Work to be completed:
Draw out every line with the word "here" from the listing below.

Material provided:
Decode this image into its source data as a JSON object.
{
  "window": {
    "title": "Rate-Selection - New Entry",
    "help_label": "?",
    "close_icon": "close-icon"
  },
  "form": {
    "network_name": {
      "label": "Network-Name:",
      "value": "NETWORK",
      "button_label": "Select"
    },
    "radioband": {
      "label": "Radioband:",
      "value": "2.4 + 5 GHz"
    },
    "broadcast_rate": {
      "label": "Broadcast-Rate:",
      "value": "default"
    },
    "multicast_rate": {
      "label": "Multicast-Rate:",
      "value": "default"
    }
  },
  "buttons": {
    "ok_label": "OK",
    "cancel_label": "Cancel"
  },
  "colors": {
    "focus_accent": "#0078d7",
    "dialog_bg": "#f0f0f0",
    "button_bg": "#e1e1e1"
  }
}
---
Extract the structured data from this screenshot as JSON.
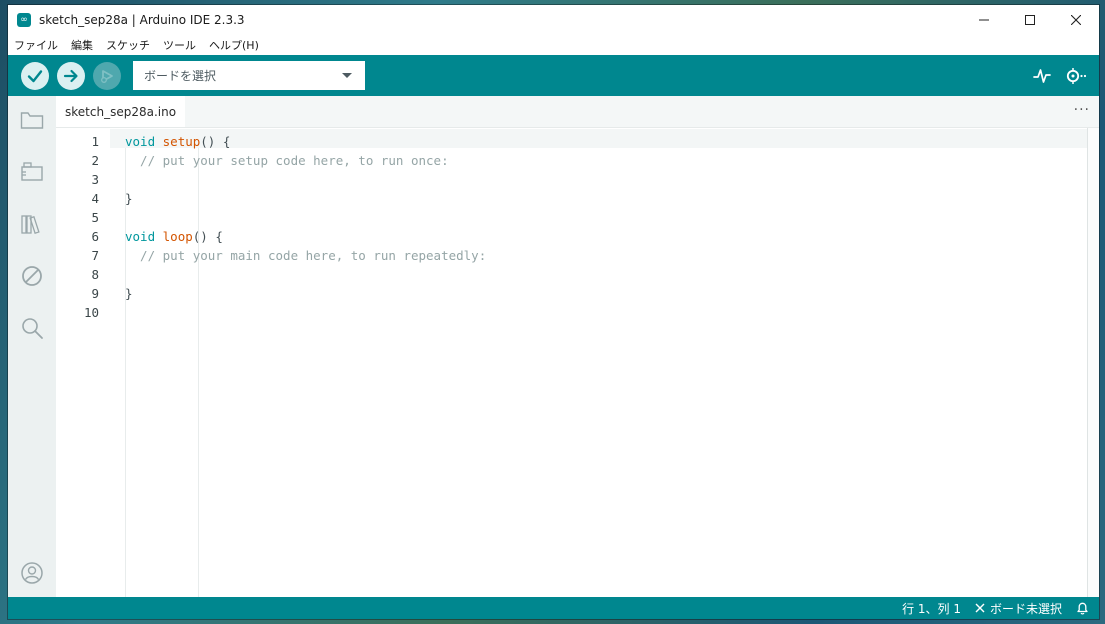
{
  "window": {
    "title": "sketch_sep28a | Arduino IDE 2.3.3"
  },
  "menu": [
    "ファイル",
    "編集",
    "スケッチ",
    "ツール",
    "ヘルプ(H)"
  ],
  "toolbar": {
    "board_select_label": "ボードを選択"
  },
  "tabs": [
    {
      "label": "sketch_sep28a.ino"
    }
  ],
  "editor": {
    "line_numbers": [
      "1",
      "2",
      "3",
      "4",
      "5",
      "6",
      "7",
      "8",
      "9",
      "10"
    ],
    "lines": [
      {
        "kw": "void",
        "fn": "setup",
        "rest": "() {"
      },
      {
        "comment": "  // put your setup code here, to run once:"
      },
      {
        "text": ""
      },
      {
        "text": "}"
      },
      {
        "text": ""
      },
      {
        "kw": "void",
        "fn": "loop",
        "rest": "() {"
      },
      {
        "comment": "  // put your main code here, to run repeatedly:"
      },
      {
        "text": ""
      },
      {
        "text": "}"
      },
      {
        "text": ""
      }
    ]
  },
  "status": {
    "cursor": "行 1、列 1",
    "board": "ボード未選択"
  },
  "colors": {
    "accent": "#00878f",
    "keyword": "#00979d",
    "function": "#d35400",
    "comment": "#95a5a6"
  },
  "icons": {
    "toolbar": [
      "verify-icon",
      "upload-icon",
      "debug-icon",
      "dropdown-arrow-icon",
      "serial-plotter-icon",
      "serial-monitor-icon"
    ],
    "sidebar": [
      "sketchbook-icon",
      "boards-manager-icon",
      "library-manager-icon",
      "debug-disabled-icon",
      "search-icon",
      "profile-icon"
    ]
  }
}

Correct answer:
        "comment": "  // put your setup code here, to run once:"
        "comment": "  // put your main code here, to run repeatedly:"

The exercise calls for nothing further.